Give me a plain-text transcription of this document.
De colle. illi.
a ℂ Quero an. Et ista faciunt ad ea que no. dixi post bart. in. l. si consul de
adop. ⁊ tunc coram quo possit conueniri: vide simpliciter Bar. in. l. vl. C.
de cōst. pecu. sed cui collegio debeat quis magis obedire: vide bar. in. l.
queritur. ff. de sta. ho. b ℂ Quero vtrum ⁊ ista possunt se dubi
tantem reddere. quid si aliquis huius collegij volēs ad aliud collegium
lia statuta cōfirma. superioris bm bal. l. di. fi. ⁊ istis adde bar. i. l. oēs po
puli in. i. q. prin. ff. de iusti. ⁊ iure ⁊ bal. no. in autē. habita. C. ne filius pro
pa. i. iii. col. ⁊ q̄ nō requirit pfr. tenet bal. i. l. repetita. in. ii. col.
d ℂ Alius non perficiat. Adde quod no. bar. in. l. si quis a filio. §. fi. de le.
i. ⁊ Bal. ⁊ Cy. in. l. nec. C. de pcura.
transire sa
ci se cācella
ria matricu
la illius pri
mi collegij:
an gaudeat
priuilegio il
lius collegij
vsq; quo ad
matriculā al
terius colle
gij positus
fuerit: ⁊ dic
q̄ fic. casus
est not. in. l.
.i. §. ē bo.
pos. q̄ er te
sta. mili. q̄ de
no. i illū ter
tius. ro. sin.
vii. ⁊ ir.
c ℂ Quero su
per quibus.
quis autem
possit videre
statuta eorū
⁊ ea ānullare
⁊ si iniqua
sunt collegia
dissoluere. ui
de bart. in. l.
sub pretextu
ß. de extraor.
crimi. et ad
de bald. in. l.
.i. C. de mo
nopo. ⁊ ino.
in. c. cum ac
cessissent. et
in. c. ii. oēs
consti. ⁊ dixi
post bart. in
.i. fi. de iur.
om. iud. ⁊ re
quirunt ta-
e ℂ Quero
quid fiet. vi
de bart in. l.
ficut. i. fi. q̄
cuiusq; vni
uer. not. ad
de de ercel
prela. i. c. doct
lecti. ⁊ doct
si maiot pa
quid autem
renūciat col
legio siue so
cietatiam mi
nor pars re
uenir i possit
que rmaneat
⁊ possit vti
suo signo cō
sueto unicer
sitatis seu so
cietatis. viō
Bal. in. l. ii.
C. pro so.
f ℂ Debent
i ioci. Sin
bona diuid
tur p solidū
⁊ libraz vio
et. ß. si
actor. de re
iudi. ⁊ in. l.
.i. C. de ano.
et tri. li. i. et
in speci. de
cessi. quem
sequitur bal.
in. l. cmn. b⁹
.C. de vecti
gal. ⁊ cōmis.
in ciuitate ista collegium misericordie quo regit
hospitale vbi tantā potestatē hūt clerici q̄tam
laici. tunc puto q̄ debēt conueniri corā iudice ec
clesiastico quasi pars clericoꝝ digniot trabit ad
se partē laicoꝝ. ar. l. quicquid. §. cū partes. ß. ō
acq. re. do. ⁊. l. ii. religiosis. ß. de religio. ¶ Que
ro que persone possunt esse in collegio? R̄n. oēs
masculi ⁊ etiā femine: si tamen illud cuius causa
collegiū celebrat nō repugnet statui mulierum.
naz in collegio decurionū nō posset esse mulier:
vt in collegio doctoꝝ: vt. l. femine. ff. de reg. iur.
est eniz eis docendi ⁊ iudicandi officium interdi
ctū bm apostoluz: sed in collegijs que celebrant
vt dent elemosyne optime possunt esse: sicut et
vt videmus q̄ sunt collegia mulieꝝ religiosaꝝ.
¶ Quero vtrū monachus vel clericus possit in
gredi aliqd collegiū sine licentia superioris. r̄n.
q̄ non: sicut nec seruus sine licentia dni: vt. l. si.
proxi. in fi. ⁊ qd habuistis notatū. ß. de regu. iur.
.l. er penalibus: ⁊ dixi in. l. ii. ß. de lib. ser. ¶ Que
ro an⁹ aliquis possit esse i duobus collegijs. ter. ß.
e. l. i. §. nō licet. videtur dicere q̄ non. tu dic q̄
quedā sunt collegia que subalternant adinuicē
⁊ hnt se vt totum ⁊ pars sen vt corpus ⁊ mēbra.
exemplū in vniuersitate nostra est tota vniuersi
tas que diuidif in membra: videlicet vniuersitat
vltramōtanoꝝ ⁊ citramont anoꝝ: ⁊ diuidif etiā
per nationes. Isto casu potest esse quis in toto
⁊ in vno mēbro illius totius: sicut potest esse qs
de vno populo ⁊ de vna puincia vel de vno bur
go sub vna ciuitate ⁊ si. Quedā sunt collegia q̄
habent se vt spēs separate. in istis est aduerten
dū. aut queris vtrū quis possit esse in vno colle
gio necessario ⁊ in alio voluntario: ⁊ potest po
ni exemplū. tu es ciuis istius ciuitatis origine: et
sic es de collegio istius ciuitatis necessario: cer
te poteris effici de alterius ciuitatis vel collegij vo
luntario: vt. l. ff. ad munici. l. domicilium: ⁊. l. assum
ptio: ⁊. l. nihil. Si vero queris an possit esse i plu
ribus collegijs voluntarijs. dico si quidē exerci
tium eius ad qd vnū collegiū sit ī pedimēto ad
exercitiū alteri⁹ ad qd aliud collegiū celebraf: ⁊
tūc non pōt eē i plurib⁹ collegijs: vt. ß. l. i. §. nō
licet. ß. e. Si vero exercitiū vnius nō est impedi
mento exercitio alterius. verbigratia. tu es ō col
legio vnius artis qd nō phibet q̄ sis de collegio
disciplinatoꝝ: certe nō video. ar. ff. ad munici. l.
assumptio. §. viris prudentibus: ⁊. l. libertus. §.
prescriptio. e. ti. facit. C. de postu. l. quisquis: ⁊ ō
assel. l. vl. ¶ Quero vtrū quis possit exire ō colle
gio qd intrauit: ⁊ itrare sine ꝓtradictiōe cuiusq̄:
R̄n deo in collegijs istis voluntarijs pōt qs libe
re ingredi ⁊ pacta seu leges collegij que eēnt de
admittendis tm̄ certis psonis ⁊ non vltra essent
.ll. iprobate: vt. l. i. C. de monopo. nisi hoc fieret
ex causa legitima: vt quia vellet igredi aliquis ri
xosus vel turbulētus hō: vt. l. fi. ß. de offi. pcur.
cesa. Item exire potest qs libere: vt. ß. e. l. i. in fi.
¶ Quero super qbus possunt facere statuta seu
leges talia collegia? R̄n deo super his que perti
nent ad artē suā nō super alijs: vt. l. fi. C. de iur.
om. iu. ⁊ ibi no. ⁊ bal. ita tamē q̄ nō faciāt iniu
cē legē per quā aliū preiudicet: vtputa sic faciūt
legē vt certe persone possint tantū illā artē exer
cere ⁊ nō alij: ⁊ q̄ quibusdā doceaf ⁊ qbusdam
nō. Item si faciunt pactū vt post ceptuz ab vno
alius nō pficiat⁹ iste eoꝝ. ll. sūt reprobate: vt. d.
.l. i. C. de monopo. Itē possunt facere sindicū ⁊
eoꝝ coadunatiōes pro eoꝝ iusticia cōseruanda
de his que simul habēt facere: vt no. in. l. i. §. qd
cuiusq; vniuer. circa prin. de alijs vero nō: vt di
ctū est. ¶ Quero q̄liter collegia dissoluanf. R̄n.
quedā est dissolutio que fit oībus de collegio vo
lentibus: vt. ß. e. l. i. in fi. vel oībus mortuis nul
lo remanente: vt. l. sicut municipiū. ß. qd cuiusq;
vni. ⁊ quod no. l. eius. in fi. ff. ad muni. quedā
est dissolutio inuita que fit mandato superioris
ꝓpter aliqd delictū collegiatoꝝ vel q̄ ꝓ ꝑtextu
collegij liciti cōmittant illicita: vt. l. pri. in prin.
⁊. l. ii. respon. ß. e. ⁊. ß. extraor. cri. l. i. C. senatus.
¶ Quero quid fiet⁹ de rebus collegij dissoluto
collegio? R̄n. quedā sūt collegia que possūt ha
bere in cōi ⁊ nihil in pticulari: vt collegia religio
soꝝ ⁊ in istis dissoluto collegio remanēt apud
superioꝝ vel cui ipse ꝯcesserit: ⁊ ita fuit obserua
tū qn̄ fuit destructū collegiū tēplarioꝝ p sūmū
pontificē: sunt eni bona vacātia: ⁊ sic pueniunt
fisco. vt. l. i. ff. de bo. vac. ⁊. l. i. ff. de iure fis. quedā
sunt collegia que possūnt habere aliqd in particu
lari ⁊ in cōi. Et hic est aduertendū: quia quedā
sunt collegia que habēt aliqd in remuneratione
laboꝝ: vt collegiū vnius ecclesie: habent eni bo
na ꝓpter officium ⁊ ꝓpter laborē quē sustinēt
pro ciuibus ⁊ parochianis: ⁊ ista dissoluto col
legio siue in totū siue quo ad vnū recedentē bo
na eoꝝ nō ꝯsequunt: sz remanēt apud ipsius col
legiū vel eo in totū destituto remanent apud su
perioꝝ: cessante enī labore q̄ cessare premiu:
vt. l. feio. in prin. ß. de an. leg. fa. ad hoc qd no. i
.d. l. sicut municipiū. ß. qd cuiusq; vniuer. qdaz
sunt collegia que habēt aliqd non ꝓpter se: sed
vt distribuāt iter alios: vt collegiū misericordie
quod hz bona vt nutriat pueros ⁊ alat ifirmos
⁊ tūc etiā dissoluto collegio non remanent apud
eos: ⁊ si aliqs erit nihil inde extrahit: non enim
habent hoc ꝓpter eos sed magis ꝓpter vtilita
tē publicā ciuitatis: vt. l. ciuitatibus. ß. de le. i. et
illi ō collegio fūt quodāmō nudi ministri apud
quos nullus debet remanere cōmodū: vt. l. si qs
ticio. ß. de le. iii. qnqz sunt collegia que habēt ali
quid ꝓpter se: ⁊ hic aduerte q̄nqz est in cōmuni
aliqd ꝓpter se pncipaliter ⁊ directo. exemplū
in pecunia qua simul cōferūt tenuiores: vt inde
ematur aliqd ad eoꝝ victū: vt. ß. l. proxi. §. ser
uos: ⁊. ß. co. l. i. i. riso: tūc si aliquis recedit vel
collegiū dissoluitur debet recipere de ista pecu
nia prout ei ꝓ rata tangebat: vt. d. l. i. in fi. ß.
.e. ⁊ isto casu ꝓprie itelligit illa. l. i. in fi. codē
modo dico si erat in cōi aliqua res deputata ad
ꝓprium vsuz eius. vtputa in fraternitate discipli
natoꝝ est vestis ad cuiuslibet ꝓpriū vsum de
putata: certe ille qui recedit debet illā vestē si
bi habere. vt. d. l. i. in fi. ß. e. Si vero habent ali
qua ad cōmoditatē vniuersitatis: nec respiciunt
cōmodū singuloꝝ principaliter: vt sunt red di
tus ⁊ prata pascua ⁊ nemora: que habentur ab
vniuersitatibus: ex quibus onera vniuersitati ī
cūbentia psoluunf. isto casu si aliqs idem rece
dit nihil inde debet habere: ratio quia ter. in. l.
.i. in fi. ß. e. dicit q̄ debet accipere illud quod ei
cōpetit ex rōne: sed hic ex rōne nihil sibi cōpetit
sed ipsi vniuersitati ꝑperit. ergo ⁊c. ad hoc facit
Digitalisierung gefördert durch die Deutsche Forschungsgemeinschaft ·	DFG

■ Work required ■
Find "extraor". Copy every line it occurs in.

■ Answer to this task ■
ß. de extraor.
⁊. l. ii. respon. ß. e. ⁊. ß. extraor. cri. l. i. C. senatus.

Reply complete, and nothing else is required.